- _What the exercise asks_
Copy all lines that contain the word "JSON".

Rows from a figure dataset
* begin *

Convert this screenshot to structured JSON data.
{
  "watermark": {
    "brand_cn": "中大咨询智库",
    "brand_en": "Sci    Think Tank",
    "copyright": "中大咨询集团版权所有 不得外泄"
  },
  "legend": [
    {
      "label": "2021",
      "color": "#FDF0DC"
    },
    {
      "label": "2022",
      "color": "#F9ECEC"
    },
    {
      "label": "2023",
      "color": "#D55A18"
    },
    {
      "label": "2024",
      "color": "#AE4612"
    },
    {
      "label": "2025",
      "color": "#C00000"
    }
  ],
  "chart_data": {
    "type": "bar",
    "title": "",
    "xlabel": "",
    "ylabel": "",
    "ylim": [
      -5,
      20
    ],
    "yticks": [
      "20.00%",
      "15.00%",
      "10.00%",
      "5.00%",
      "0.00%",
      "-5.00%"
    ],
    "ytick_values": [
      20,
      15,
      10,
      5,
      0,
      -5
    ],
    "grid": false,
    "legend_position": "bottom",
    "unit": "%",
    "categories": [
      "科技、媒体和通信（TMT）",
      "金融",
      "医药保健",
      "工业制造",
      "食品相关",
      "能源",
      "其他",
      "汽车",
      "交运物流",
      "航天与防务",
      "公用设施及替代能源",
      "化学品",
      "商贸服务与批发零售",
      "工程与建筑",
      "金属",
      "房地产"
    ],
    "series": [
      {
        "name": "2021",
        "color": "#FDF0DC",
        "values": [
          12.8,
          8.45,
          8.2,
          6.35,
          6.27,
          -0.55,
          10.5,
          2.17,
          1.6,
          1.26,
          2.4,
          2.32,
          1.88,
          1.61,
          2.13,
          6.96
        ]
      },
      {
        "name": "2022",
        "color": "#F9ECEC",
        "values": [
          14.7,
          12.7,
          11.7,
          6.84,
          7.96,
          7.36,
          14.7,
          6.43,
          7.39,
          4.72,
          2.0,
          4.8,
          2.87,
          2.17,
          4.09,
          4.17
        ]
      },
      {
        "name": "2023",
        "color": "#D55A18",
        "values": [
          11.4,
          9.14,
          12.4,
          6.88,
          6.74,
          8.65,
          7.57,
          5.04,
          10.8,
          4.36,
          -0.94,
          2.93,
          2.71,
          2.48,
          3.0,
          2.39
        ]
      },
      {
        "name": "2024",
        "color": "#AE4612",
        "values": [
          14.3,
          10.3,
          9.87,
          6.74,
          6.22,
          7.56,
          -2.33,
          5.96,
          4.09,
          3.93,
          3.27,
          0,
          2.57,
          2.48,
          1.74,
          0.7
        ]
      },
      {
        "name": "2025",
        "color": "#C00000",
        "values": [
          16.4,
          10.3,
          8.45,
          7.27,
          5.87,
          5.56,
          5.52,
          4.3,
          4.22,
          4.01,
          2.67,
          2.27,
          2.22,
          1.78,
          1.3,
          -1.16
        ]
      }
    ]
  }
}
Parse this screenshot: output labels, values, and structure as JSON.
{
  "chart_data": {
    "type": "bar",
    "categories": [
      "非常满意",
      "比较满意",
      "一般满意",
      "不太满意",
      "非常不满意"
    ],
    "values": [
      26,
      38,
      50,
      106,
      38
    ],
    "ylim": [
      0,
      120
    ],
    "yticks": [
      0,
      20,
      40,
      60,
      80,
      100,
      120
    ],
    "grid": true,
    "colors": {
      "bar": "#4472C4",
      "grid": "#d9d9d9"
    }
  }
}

* end *

- _Correct answer_
Convert this screenshot to structured JSON data.
Parse this screenshot: output labels, values, and structure as JSON.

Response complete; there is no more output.